→ **Data records**
● ● ● ●

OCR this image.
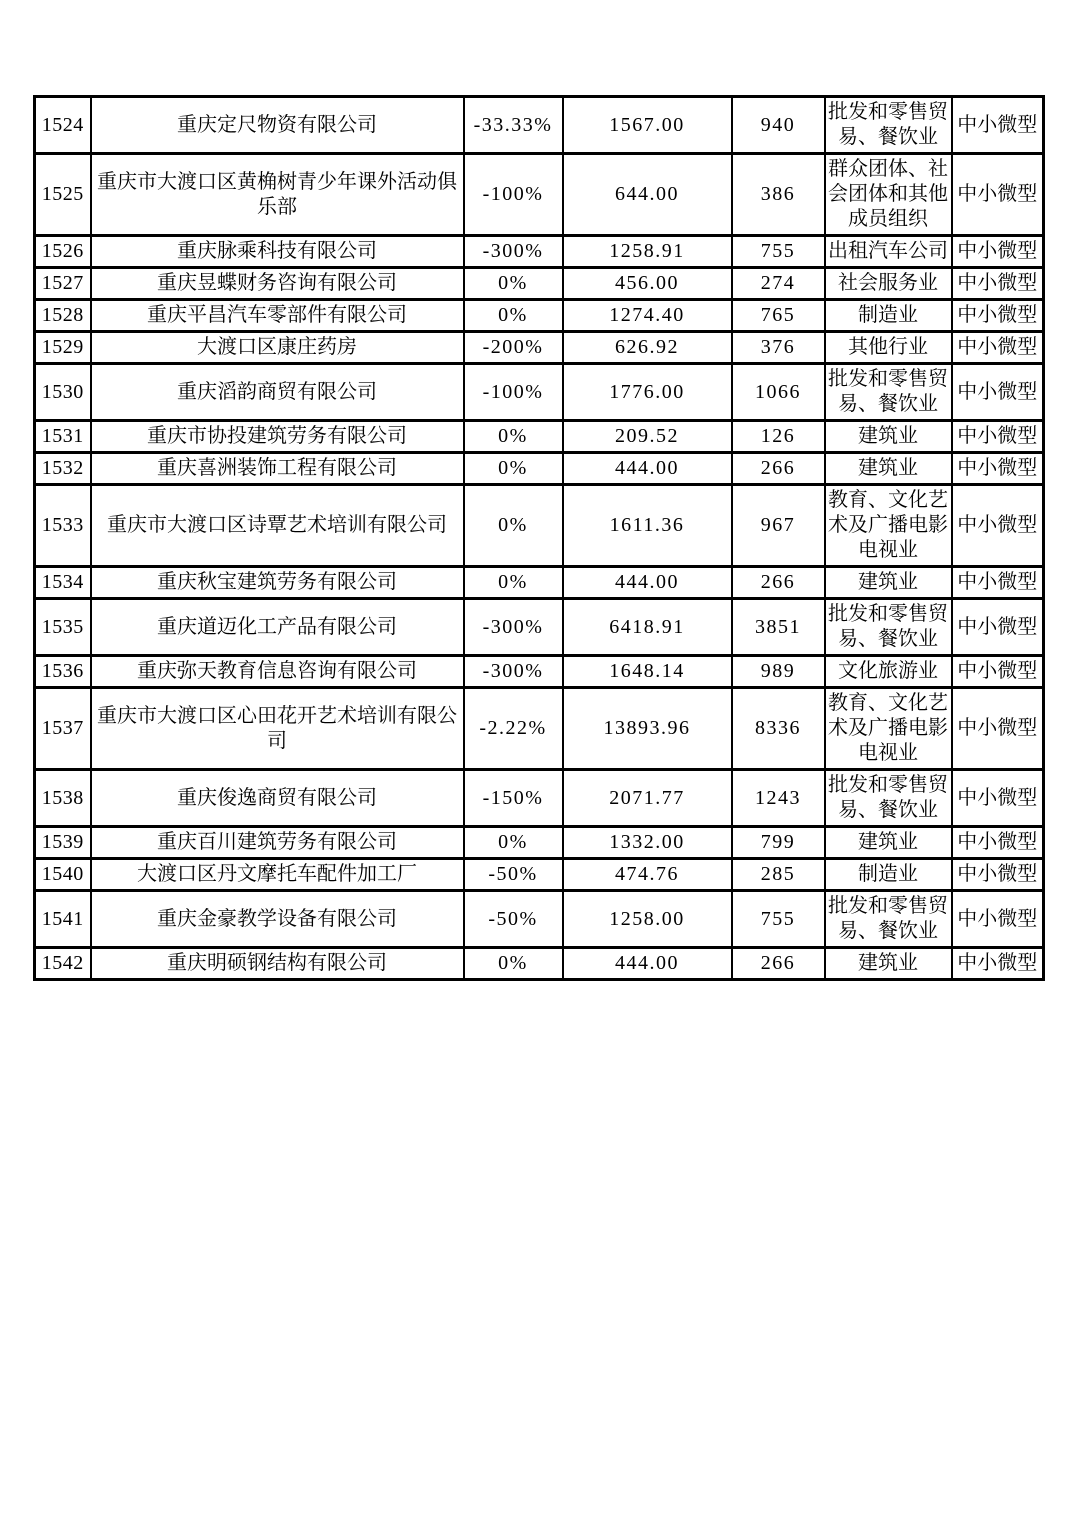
1524	重庆定尺物资有限公司	-33.33%	1567.00	940	批发和零售贸易、餐饮业	中小微型
1525	重庆市大渡口区黄桷树青少年课外活动俱乐部	-100%	644.00	386	群众团体、社会团体和其他成员组织	中小微型
1526	重庆脉乘科技有限公司	-300%	1258.91	755	出租汽车公司	中小微型
1527	重庆昱蝶财务咨询有限公司	0%	456.00	274	社会服务业	中小微型
1528	重庆平昌汽车零部件有限公司	0%	1274.40	765	制造业	中小微型
1529	大渡口区康庄药房	-200%	626.92	376	其他行业	中小微型
1530	重庆滔韵商贸有限公司	-100%	1776.00	1066	批发和零售贸易、餐饮业	中小微型
1531	重庆市协投建筑劳务有限公司	0%	209.52	126	建筑业	中小微型
1532	重庆喜洲装饰工程有限公司	0%	444.00	266	建筑业	中小微型
1533	重庆市大渡口区诗覃艺术培训有限公司	0%	1611.36	967	教育、文化艺术及广播电影电视业	中小微型
1534	重庆秋宝建筑劳务有限公司	0%	444.00	266	建筑业	中小微型
1535	重庆道迈化工产品有限公司	-300%	6418.91	3851	批发和零售贸易、餐饮业	中小微型
1536	重庆弥天教育信息咨询有限公司	-300%	1648.14	989	文化旅游业	中小微型
1537	重庆市大渡口区心田花开艺术培训有限公司	-2.22%	13893.96	8336	教育、文化艺术及广播电影电视业	中小微型
1538	重庆俊逸商贸有限公司	-150%	2071.77	1243	批发和零售贸易、餐饮业	中小微型
1539	重庆百川建筑劳务有限公司	0%	1332.00	799	建筑业	中小微型
1540	大渡口区丹文摩托车配件加工厂	-50%	474.76	285	制造业	中小微型
1541	重庆金豪教学设备有限公司	-50%	1258.00	755	批发和零售贸易、餐饮业	中小微型
1542	重庆明硕钢结构有限公司	0%	444.00	266	建筑业	中小微型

● ● ● ●

→ **Stated problem**
Give the number of lines in the entries that hold the word "批发和零售贸易", and nothing else.

→ **Full solution**
5